# SUPPLIED TEXT
──────────

Debunking the Case for Bernie Sanders

Recently I was walking on my campus and noticed the Students for Bernie group had posters up with five reasons to support Senator Bernie Sanders for President. I immediately recognized it as an opportunity to have some fun. With the Democratic primary in full swing and Sanders the likely nominee, it was the perfect opportunity to address five of their best arguments. Here’s the poster.

For those who can’t read the image, here are each of the five points. 

1. Cancelling all student debts 

2. Public college and universities tuition free

3. Increasing the federal minimum wage to $15 an hour

4. Passing the Green New Deal to combat Climate Change 

5. Passing Medicare for All to guarantee healthcare for all people 

And here is my response to each point. Because my goal is to provide useful arguments, I’m going to keep these short and to the point.

1.  Ironically, the first argument for Sanders is one that would primarily be redistribution for the rich and irresponsible. This policy would primarily benefit high income individuals and families. Depending on your measure, 27%-35% of student debt is owned by the richest twenty percent, while the poorest twenty percent only has 9%-15%. The richest forty percent have about 55% of the student debt while the poorest forty percent has only about 25%. This policy overwhelmingly benefits the rich.

──────────

Structured page parsing data:

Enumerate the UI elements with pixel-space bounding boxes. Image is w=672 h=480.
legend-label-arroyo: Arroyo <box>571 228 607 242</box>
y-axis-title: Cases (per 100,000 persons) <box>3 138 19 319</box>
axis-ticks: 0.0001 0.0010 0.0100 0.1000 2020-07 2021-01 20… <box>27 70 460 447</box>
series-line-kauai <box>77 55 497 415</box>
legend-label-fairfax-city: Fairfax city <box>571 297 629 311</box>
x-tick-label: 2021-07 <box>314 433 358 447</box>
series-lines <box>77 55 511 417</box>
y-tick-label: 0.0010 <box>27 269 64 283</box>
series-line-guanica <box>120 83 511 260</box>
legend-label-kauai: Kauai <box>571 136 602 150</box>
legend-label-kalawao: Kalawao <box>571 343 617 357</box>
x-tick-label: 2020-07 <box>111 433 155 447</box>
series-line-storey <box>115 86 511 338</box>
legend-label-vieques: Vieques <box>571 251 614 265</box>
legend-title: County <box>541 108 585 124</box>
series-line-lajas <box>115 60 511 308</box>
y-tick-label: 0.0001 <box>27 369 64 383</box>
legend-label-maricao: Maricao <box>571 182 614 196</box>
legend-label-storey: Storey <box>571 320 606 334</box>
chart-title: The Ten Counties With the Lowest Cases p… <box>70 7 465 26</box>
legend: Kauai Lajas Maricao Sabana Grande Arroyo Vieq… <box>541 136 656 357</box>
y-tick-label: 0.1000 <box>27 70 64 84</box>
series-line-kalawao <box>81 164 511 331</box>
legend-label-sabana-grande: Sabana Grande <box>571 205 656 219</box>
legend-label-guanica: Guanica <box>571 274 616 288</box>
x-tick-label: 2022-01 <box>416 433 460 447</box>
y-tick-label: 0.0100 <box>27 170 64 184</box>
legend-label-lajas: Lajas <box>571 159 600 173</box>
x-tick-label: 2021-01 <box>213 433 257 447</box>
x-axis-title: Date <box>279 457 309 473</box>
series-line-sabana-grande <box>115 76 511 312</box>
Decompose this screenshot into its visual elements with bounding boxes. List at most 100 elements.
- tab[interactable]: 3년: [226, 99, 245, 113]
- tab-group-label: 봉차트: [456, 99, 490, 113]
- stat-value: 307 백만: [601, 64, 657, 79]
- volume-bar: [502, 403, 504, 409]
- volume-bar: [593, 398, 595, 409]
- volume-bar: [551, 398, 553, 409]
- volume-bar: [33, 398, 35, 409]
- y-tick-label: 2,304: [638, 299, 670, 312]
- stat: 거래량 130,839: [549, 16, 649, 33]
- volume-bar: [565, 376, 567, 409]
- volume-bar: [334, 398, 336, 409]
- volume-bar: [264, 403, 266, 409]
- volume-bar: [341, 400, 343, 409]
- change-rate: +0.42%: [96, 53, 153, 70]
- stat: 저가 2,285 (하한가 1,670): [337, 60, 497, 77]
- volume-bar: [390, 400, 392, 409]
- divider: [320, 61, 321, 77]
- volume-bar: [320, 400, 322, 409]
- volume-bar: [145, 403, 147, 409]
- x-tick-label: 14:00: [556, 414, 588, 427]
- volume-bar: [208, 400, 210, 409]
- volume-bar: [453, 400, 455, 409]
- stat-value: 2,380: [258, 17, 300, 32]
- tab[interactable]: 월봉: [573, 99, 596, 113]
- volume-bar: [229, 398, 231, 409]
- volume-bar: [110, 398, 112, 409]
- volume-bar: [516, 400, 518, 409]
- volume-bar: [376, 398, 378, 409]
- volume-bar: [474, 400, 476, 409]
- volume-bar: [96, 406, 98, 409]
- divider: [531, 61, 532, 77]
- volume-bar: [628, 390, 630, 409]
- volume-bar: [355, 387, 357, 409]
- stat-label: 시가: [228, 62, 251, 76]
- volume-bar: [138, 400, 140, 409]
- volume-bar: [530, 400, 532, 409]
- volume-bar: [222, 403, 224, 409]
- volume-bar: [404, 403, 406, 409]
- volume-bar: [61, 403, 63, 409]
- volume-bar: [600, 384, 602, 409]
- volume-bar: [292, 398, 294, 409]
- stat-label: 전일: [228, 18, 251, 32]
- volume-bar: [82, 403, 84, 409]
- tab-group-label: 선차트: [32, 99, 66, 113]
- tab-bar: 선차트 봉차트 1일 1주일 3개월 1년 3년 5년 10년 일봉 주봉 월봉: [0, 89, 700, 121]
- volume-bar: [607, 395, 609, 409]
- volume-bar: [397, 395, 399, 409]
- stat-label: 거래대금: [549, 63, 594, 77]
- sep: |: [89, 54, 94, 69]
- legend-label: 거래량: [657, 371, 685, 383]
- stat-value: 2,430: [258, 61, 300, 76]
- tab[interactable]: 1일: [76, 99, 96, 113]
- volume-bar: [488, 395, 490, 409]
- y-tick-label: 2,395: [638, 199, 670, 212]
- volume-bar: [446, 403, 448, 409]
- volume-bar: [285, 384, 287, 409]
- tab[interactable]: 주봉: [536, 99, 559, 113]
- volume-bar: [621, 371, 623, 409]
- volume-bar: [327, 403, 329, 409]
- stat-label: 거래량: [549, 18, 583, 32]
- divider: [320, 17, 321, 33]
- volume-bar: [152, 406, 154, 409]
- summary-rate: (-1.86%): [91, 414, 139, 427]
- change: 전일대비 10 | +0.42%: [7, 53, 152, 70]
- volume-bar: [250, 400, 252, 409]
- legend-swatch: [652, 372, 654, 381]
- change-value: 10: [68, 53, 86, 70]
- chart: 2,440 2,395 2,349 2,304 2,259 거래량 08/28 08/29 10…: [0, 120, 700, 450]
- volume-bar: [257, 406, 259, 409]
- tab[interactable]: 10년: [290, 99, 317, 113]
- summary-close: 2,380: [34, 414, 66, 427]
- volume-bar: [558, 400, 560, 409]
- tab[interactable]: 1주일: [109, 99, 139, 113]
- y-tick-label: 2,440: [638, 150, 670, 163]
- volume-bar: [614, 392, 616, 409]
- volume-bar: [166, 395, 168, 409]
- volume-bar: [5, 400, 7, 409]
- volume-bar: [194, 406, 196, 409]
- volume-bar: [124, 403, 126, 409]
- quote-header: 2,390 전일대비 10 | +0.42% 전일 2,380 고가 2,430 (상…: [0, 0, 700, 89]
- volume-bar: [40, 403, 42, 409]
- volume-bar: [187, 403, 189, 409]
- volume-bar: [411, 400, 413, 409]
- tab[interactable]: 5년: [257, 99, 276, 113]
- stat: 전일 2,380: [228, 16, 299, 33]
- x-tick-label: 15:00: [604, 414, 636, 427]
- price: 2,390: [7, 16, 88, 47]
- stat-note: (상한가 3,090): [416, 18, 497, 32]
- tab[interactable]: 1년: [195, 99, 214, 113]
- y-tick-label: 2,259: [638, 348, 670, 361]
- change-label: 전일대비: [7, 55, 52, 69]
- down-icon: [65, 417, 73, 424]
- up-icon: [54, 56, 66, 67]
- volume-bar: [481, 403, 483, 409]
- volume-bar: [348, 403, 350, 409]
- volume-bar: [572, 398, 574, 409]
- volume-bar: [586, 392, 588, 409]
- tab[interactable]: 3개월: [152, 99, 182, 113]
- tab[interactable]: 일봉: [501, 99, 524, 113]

──────────

# WHAT THIS EXERCISE ASKS
a – In the essay on the case for Bernie Sanders, about what share of student debt do the poorest forty percent hold?
b – Write what comes next in the essay on the case for Bernie Sanders, picking up after its last sentence.
The records stand apart from the text and are separate material.

# ANSWERS TO THE PROBLEMS
a – About 25%.

b –
2. 73% of Americans already don’t use their college degree in their careers. We don’t need to encourage more people to get low-value college degrees by increasing higher education subsidies. This will only make bachelor’s and associate’s degrees worth even less. What we do need to do is make college less expensive for those who go. This proposal doesn’t make college less expensive– it just shifts the cost from those who benefit from the degree to the taxpayers (which will inevitably be poorer Americans).

3. Did you know the median hourly wage in Mississippi in 2018 was $14.70? It’s probably a little higher now, but the point I’m going to make should still be valid. We can debate the specific effects of raising the minimum wage all day, but there is no plausible theory or evidence to support the idea we can raise the minimum wage of an area to the median wage of said area and not expect massive negative consequences. $15 an hour may work in places like Seattle, but that’s far from evidence it will work in places which have much lower costs like rural Mississippi or North Carolina.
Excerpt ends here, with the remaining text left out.